------ Extracted data

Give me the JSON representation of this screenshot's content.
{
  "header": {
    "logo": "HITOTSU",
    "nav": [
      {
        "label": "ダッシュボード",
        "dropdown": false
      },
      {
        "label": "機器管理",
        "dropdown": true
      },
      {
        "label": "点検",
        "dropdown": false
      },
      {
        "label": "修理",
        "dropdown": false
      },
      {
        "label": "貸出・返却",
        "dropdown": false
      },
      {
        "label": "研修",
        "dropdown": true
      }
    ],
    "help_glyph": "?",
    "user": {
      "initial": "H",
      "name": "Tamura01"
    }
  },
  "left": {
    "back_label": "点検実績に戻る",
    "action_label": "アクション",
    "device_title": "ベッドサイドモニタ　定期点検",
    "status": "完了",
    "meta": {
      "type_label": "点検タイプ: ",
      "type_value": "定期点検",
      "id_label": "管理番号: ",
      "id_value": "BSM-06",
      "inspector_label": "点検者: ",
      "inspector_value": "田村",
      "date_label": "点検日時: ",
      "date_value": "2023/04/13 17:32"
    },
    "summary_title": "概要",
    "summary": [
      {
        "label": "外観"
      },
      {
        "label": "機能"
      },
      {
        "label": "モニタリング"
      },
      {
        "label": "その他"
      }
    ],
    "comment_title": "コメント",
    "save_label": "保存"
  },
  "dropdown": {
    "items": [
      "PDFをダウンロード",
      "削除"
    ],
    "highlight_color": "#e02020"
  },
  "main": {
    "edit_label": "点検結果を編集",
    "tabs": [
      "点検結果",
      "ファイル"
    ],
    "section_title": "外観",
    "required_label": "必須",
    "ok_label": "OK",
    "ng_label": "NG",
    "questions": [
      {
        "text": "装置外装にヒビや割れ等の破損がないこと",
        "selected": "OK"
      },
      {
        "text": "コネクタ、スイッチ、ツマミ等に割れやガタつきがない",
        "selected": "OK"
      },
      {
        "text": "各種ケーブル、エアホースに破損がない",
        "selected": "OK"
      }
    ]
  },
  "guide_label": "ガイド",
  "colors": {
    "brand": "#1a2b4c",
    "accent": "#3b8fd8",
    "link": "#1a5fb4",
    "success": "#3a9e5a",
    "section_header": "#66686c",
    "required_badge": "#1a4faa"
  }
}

------------

_Stated problem_
Here, the records must be output exactly and in full.

_Exercise answer_
Give me the JSON representation of this screenshot's content.
{
  "header": {
    "logo": "HITOTSU",
    "nav": [
      {
        "label": "ダッシュボード",
        "dropdown": false
      },
      {
        "label": "機器管理",
        "dropdown": true
      },
      {
        "label": "点検",
        "dropdown": false
      },
      {
        "label": "修理",
        "dropdown": false
      },
      {
        "label": "貸出・返却",
        "dropdown": false
      },
      {
        "label": "研修",
        "dropdown": true
      }
    ],
    "help_glyph": "?",
    "user": {
      "initial": "H",
      "name": "Tamura01"
    }
  },
  "left": {
    "back_label": "点検実績に戻る",
    "action_label": "アクション",
    "device_title": "ベッドサイドモニタ　定期点検",
    "status": "完了",
    "meta": {
      "type_label": "点検タイプ: ",
      "type_value": "定期点検",
      "id_label": "管理番号: ",
      "id_value": "BSM-06",
      "inspector_label": "点検者: ",
      "inspector_value": "田村",
      "date_label": "点検日時: ",
      "date_value": "2023/04/13 17:32"
    },
    "summary_title": "概要",
    "summary": [
      {
        "label": "外観"
      },
      {
        "label": "機能"
      },
      {
        "label": "モニタリング"
      },
      {
        "label": "その他"
      }
    ],
    "comment_title": "コメント",
    "save_label": "保存"
  },
  "dropdown": {
    "items": [
      "PDFをダウンロード",
      "削除"
    ],
    "highlight_color": "#e02020"
  },
  "main": {
    "edit_label": "点検結果を編集",
    "tabs": [
      "点検結果",
      "ファイル"
    ],
    "section_title": "外観",
    "required_label": "必須",
    "ok_label": "OK",
    "ng_label": "NG",
    "questions": [
      {
        "text": "装置外装にヒビや割れ等の破損がないこと",
        "selected": "OK"
      },
      {
        "text": "コネクタ、スイッチ、ツマミ等に割れやガタつきがない",
        "selected": "OK"
      },
      {
        "text": "各種ケーブル、エアホースに破損がない",
        "selected": "OK"
      }
    ]
  },
  "guide_label": "ガイド",
  "colors": {
    "brand": "#1a2b4c",
    "accent": "#3b8fd8",
    "link": "#1a5fb4",
    "success": "#3a9e5a",
    "section_header": "#66686c",
    "required_badge": "#1a4faa"
  }
}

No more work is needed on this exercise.